§ **MATERIAL SUPPLIED**:
--*--
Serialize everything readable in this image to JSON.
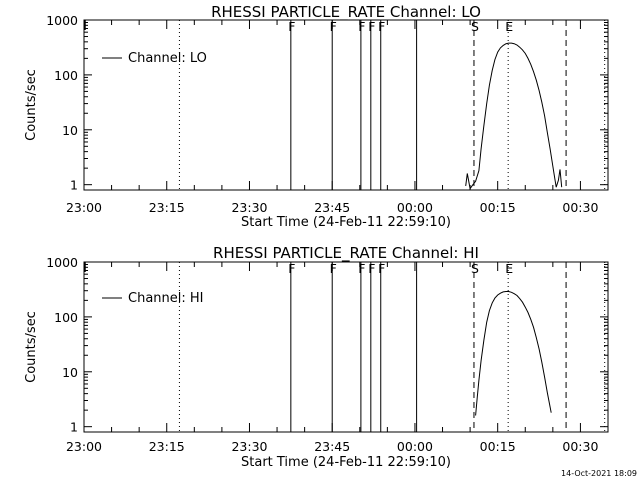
{
  "footer": {
    "timestamp": "14-Oct-2021 18:09"
  },
  "chart_data": [
    {
      "type": "line",
      "title": "RHESSI PARTICLE_RATE Channel: LO",
      "xlabel": "Start Time (24-Feb-11 22:59:10)",
      "ylabel": "Counts/sec",
      "yscale": "log",
      "ylim": [
        0.8,
        1000
      ],
      "xlim_minutes": [
        0,
        95
      ],
      "x_ticks": [
        {
          "t": 0,
          "label": "23:00"
        },
        {
          "t": 15,
          "label": "23:15"
        },
        {
          "t": 30,
          "label": "23:30"
        },
        {
          "t": 45,
          "label": "23:45"
        },
        {
          "t": 60,
          "label": "00:00"
        },
        {
          "t": 75,
          "label": "00:15"
        },
        {
          "t": 90,
          "label": "00:30"
        }
      ],
      "y_ticks": [
        {
          "v": 1,
          "label": "1"
        },
        {
          "v": 10,
          "label": "10"
        },
        {
          "v": 100,
          "label": "100"
        },
        {
          "v": 1000,
          "label": "1000"
        }
      ],
      "legend": {
        "label": "Channel: LO",
        "position": "top-left"
      },
      "markers": [
        {
          "t": 17.3,
          "style": "dotted",
          "label": ""
        },
        {
          "t": 37.5,
          "style": "solid",
          "label": "F"
        },
        {
          "t": 45,
          "style": "solid",
          "label": "F"
        },
        {
          "t": 50.2,
          "style": "solid",
          "label": "F"
        },
        {
          "t": 52,
          "style": "solid",
          "label": "F"
        },
        {
          "t": 53.8,
          "style": "solid",
          "label": "F"
        },
        {
          "t": 60.3,
          "style": "solid",
          "label": ""
        },
        {
          "t": 70.7,
          "style": "dashed",
          "label": "S"
        },
        {
          "t": 76.9,
          "style": "dotted",
          "label": "E"
        },
        {
          "t": 87.4,
          "style": "dashed",
          "label": ""
        },
        {
          "t": 94.4,
          "style": "dotted",
          "label": ""
        }
      ],
      "series": [
        {
          "name": "Channel: LO",
          "x": [
            69.2,
            69.5,
            70.0,
            70.5,
            71.0,
            71.6,
            72.0,
            72.5,
            73.0,
            73.5,
            74.0,
            74.5,
            75.0,
            75.5,
            76.0,
            76.5,
            77.0,
            77.5,
            78.0,
            78.5,
            79.0,
            79.5,
            80.0,
            80.5,
            81.0,
            81.5,
            82.0,
            82.5,
            83.0,
            83.5,
            84.0,
            84.5,
            85.0,
            85.3,
            85.6,
            86.0,
            86.3,
            86.6
          ],
          "y": [
            0.95,
            1.6,
            0.85,
            1.0,
            1.15,
            1.8,
            4.5,
            12,
            30,
            65,
            120,
            190,
            260,
            310,
            345,
            370,
            380,
            380,
            370,
            350,
            320,
            285,
            245,
            200,
            155,
            115,
            80,
            52,
            32,
            18,
            9,
            4.5,
            2.2,
            1.4,
            0.9,
            1.2,
            1.9,
            0.9
          ]
        }
      ]
    },
    {
      "type": "line",
      "title": "RHESSI PARTICLE_RATE Channel: HI",
      "xlabel": "Start Time (24-Feb-11 22:59:10)",
      "ylabel": "Counts/sec",
      "yscale": "log",
      "ylim": [
        0.8,
        1000
      ],
      "xlim_minutes": [
        0,
        95
      ],
      "x_ticks": [
        {
          "t": 0,
          "label": "23:00"
        },
        {
          "t": 15,
          "label": "23:15"
        },
        {
          "t": 30,
          "label": "23:30"
        },
        {
          "t": 45,
          "label": "23:45"
        },
        {
          "t": 60,
          "label": "00:00"
        },
        {
          "t": 75,
          "label": "00:15"
        },
        {
          "t": 90,
          "label": "00:30"
        }
      ],
      "y_ticks": [
        {
          "v": 1,
          "label": "1"
        },
        {
          "v": 10,
          "label": "10"
        },
        {
          "v": 100,
          "label": "100"
        },
        {
          "v": 1000,
          "label": "1000"
        }
      ],
      "legend": {
        "label": "Channel: HI",
        "position": "top-left"
      },
      "markers": [
        {
          "t": 17.3,
          "style": "dotted",
          "label": ""
        },
        {
          "t": 37.5,
          "style": "solid",
          "label": "F"
        },
        {
          "t": 45,
          "style": "solid",
          "label": "F"
        },
        {
          "t": 50.2,
          "style": "solid",
          "label": "F"
        },
        {
          "t": 52,
          "style": "solid",
          "label": "F"
        },
        {
          "t": 53.8,
          "style": "solid",
          "label": "F"
        },
        {
          "t": 60.3,
          "style": "solid",
          "label": ""
        },
        {
          "t": 70.7,
          "style": "dashed",
          "label": "S"
        },
        {
          "t": 76.9,
          "style": "dotted",
          "label": "E"
        },
        {
          "t": 87.4,
          "style": "dashed",
          "label": ""
        },
        {
          "t": 94.4,
          "style": "dotted",
          "label": ""
        }
      ],
      "series": [
        {
          "name": "Channel: HI",
          "x": [
            71.0,
            71.3,
            71.6,
            72.0,
            72.5,
            73.0,
            73.5,
            74.0,
            74.5,
            75.0,
            75.5,
            76.0,
            76.5,
            77.0,
            77.5,
            78.0,
            78.5,
            79.0,
            79.5,
            80.0,
            80.5,
            81.0,
            81.5,
            82.0,
            82.5,
            83.0,
            83.5,
            84.0,
            84.4,
            84.7
          ],
          "y": [
            1.6,
            3.5,
            7,
            16,
            38,
            80,
            130,
            180,
            220,
            250,
            270,
            285,
            290,
            290,
            280,
            265,
            245,
            215,
            185,
            150,
            120,
            90,
            65,
            42,
            26,
            15,
            8,
            4.2,
            2.6,
            1.8
          ]
        }
      ]
    }
  ]
}
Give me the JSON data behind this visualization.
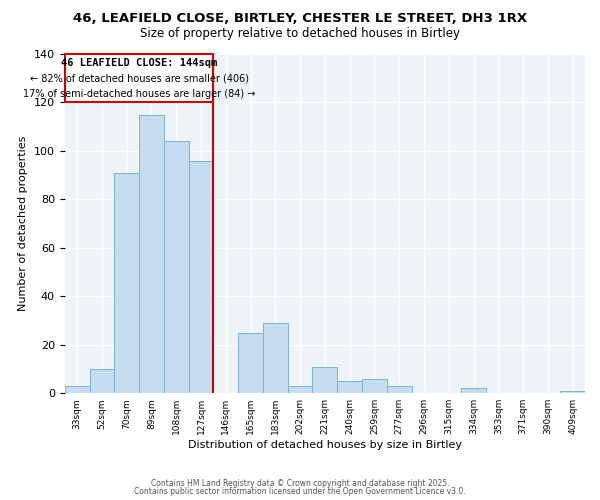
{
  "title": "46, LEAFIELD CLOSE, BIRTLEY, CHESTER LE STREET, DH3 1RX",
  "subtitle": "Size of property relative to detached houses in Birtley",
  "xlabel": "Distribution of detached houses by size in Birtley",
  "ylabel": "Number of detached properties",
  "bar_labels": [
    "33sqm",
    "52sqm",
    "70sqm",
    "89sqm",
    "108sqm",
    "127sqm",
    "146sqm",
    "165sqm",
    "183sqm",
    "202sqm",
    "221sqm",
    "240sqm",
    "259sqm",
    "277sqm",
    "296sqm",
    "315sqm",
    "334sqm",
    "353sqm",
    "371sqm",
    "390sqm",
    "409sqm"
  ],
  "bar_values": [
    3,
    10,
    91,
    115,
    104,
    96,
    0,
    25,
    29,
    3,
    11,
    5,
    6,
    3,
    0,
    0,
    2,
    0,
    0,
    0,
    1
  ],
  "bar_color": "#c6ddf0",
  "bar_edge_color": "#7ab3d4",
  "vline_color": "#cc0000",
  "annotation_title": "46 LEAFIELD CLOSE: 144sqm",
  "annotation_line1": "← 82% of detached houses are smaller (406)",
  "annotation_line2": "17% of semi-detached houses are larger (84) →",
  "annotation_box_color": "#cc0000",
  "ylim": [
    0,
    140
  ],
  "yticks": [
    0,
    20,
    40,
    60,
    80,
    100,
    120,
    140
  ],
  "footer1": "Contains HM Land Registry data © Crown copyright and database right 2025.",
  "footer2": "Contains public sector information licensed under the Open Government Licence v3.0.",
  "background_color": "#ffffff",
  "grid_color": "#d0dce8"
}
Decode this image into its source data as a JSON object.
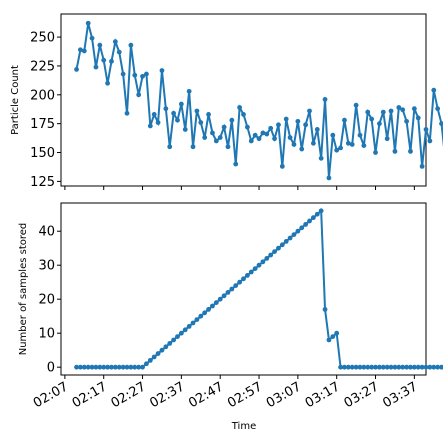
--*--
Find the word "this" in the entries above and gather every line that holds it.

Serialize everything readable in this image to JSON.
Give me the JSON data behind this visualization.
Decode this image into its source data as a JSON object.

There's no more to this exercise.